▶ **Task description**
Return the listing below unchanged, minus its pictures.

>>>

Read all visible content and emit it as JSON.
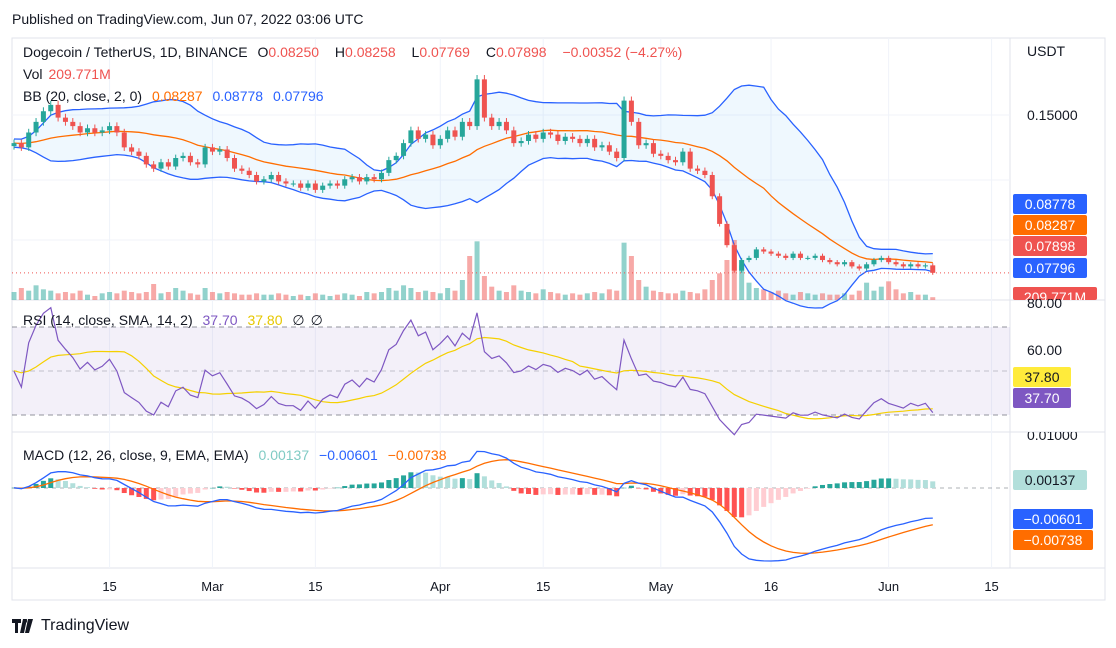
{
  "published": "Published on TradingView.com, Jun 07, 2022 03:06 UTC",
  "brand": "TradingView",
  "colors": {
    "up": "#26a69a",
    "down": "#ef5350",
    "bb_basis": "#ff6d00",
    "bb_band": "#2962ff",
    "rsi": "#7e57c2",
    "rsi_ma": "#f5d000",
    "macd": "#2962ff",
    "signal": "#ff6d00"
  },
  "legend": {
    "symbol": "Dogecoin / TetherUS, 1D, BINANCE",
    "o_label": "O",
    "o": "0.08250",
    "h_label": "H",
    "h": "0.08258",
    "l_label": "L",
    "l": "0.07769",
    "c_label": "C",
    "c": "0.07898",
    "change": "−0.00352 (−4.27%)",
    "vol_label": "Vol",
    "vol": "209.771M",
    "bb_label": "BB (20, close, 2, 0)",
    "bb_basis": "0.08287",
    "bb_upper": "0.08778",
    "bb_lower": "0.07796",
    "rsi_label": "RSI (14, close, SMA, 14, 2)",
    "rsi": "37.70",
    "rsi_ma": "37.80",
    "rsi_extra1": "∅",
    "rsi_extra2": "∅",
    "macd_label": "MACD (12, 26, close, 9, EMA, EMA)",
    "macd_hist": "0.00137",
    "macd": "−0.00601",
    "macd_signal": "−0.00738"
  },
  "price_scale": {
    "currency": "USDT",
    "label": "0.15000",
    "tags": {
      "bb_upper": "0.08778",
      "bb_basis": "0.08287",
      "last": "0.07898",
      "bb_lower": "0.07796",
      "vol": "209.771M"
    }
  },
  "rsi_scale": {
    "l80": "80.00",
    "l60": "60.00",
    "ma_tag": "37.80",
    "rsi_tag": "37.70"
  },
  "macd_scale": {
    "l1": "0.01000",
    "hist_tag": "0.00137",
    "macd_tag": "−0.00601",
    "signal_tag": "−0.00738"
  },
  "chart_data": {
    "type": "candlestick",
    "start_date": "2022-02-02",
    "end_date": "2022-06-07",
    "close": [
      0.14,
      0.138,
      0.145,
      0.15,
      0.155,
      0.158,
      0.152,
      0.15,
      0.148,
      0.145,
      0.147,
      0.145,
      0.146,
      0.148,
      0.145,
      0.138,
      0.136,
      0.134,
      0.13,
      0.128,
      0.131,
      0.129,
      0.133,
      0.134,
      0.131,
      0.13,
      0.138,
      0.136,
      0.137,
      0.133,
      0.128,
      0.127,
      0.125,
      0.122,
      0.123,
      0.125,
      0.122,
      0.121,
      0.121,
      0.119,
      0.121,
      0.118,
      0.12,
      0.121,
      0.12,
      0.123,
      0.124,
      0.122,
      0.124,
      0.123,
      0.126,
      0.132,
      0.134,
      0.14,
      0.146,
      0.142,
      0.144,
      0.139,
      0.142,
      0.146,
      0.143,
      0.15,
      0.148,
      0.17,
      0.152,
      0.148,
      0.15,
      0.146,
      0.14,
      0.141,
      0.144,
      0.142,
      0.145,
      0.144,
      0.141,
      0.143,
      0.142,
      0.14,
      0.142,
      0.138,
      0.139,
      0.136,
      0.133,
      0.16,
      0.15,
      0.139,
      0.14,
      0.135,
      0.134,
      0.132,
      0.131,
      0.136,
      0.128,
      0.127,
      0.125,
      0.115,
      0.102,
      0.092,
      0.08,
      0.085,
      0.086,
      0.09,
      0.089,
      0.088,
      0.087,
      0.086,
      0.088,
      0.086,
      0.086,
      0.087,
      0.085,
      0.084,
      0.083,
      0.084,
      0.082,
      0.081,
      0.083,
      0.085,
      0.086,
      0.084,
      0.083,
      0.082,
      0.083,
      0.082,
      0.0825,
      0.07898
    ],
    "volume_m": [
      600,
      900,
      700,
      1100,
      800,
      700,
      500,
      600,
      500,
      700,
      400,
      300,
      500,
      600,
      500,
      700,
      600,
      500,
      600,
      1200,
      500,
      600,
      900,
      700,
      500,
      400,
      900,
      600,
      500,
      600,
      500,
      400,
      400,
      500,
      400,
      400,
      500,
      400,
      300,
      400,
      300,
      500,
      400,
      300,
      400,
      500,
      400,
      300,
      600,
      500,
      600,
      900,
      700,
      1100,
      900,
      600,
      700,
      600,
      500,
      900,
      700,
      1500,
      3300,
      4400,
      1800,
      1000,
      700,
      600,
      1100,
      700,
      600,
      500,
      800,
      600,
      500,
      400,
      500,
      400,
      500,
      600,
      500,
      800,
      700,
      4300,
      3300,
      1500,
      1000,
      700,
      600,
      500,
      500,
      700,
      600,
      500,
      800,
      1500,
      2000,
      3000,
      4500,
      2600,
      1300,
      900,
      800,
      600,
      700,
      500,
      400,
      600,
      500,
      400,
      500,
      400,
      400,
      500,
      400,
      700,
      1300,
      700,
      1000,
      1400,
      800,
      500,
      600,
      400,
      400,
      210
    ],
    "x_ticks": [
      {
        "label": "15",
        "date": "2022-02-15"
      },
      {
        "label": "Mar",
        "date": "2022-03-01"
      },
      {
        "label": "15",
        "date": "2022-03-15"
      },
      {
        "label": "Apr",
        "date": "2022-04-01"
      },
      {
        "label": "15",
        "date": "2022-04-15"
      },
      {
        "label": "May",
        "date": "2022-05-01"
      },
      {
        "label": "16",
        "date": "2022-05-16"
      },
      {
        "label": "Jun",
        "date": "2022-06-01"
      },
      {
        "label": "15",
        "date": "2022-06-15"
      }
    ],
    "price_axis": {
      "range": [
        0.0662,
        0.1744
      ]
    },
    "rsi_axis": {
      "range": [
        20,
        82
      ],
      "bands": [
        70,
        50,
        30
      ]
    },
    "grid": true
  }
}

<<<

▶ **Correct output**
Read all visible content and emit it as JSON.
{
  "published": "Published on TradingView.com, Jun 07, 2022 03:06 UTC",
  "brand": "TradingView",
  "colors": {
    "up": "#26a69a",
    "down": "#ef5350",
    "bb_basis": "#ff6d00",
    "bb_band": "#2962ff",
    "rsi": "#7e57c2",
    "rsi_ma": "#f5d000",
    "macd": "#2962ff",
    "signal": "#ff6d00"
  },
  "legend": {
    "symbol": "Dogecoin / TetherUS, 1D, BINANCE",
    "o_label": "O",
    "o": "0.08250",
    "h_label": "H",
    "h": "0.08258",
    "l_label": "L",
    "l": "0.07769",
    "c_label": "C",
    "c": "0.07898",
    "change": "−0.00352 (−4.27%)",
    "vol_label": "Vol",
    "vol": "209.771M",
    "bb_label": "BB (20, close, 2, 0)",
    "bb_basis": "0.08287",
    "bb_upper": "0.08778",
    "bb_lower": "0.07796",
    "rsi_label": "RSI (14, close, SMA, 14, 2)",
    "rsi": "37.70",
    "rsi_ma": "37.80",
    "rsi_extra1": "∅",
    "rsi_extra2": "∅",
    "macd_label": "MACD (12, 26, close, 9, EMA, EMA)",
    "macd_hist": "0.00137",
    "macd": "−0.00601",
    "macd_signal": "−0.00738"
  },
  "price_scale": {
    "currency": "USDT",
    "label": "0.15000",
    "tags": {
      "bb_upper": "0.08778",
      "bb_basis": "0.08287",
      "last": "0.07898",
      "bb_lower": "0.07796",
      "vol": "209.771M"
    }
  },
  "rsi_scale": {
    "l80": "80.00",
    "l60": "60.00",
    "ma_tag": "37.80",
    "rsi_tag": "37.70"
  },
  "macd_scale": {
    "l1": "0.01000",
    "hist_tag": "0.00137",
    "macd_tag": "−0.00601",
    "signal_tag": "−0.00738"
  },
  "chart_data": {
    "type": "candlestick",
    "start_date": "2022-02-02",
    "end_date": "2022-06-07",
    "close": [
      0.14,
      0.138,
      0.145,
      0.15,
      0.155,
      0.158,
      0.152,
      0.15,
      0.148,
      0.145,
      0.147,
      0.145,
      0.146,
      0.148,
      0.145,
      0.138,
      0.136,
      0.134,
      0.13,
      0.128,
      0.131,
      0.129,
      0.133,
      0.134,
      0.131,
      0.13,
      0.138,
      0.136,
      0.137,
      0.133,
      0.128,
      0.127,
      0.125,
      0.122,
      0.123,
      0.125,
      0.122,
      0.121,
      0.121,
      0.119,
      0.121,
      0.118,
      0.12,
      0.121,
      0.12,
      0.123,
      0.124,
      0.122,
      0.124,
      0.123,
      0.126,
      0.132,
      0.134,
      0.14,
      0.146,
      0.142,
      0.144,
      0.139,
      0.142,
      0.146,
      0.143,
      0.15,
      0.148,
      0.17,
      0.152,
      0.148,
      0.15,
      0.146,
      0.14,
      0.141,
      0.144,
      0.142,
      0.145,
      0.144,
      0.141,
      0.143,
      0.142,
      0.14,
      0.142,
      0.138,
      0.139,
      0.136,
      0.133,
      0.16,
      0.15,
      0.139,
      0.14,
      0.135,
      0.134,
      0.132,
      0.131,
      0.136,
      0.128,
      0.127,
      0.125,
      0.115,
      0.102,
      0.092,
      0.08,
      0.085,
      0.086,
      0.09,
      0.089,
      0.088,
      0.087,
      0.086,
      0.088,
      0.086,
      0.086,
      0.087,
      0.085,
      0.084,
      0.083,
      0.084,
      0.082,
      0.081,
      0.083,
      0.085,
      0.086,
      0.084,
      0.083,
      0.082,
      0.083,
      0.082,
      0.0825,
      0.07898
    ],
    "volume_m": [
      600,
      900,
      700,
      1100,
      800,
      700,
      500,
      600,
      500,
      700,
      400,
      300,
      500,
      600,
      500,
      700,
      600,
      500,
      600,
      1200,
      500,
      600,
      900,
      700,
      500,
      400,
      900,
      600,
      500,
      600,
      500,
      400,
      400,
      500,
      400,
      400,
      500,
      400,
      300,
      400,
      300,
      500,
      400,
      300,
      400,
      500,
      400,
      300,
      600,
      500,
      600,
      900,
      700,
      1100,
      900,
      600,
      700,
      600,
      500,
      900,
      700,
      1500,
      3300,
      4400,
      1800,
      1000,
      700,
      600,
      1100,
      700,
      600,
      500,
      800,
      600,
      500,
      400,
      500,
      400,
      500,
      600,
      500,
      800,
      700,
      4300,
      3300,
      1500,
      1000,
      700,
      600,
      500,
      500,
      700,
      600,
      500,
      800,
      1500,
      2000,
      3000,
      4500,
      2600,
      1300,
      900,
      800,
      600,
      700,
      500,
      400,
      600,
      500,
      400,
      500,
      400,
      400,
      500,
      400,
      700,
      1300,
      700,
      1000,
      1400,
      800,
      500,
      600,
      400,
      400,
      210
    ],
    "x_ticks": [
      {
        "label": "15",
        "date": "2022-02-15"
      },
      {
        "label": "Mar",
        "date": "2022-03-01"
      },
      {
        "label": "15",
        "date": "2022-03-15"
      },
      {
        "label": "Apr",
        "date": "2022-04-01"
      },
      {
        "label": "15",
        "date": "2022-04-15"
      },
      {
        "label": "May",
        "date": "2022-05-01"
      },
      {
        "label": "16",
        "date": "2022-05-16"
      },
      {
        "label": "Jun",
        "date": "2022-06-01"
      },
      {
        "label": "15",
        "date": "2022-06-15"
      }
    ],
    "price_axis": {
      "range": [
        0.0662,
        0.1744
      ]
    },
    "rsi_axis": {
      "range": [
        20,
        82
      ],
      "bands": [
        70,
        50,
        30
      ]
    },
    "grid": true
  }
}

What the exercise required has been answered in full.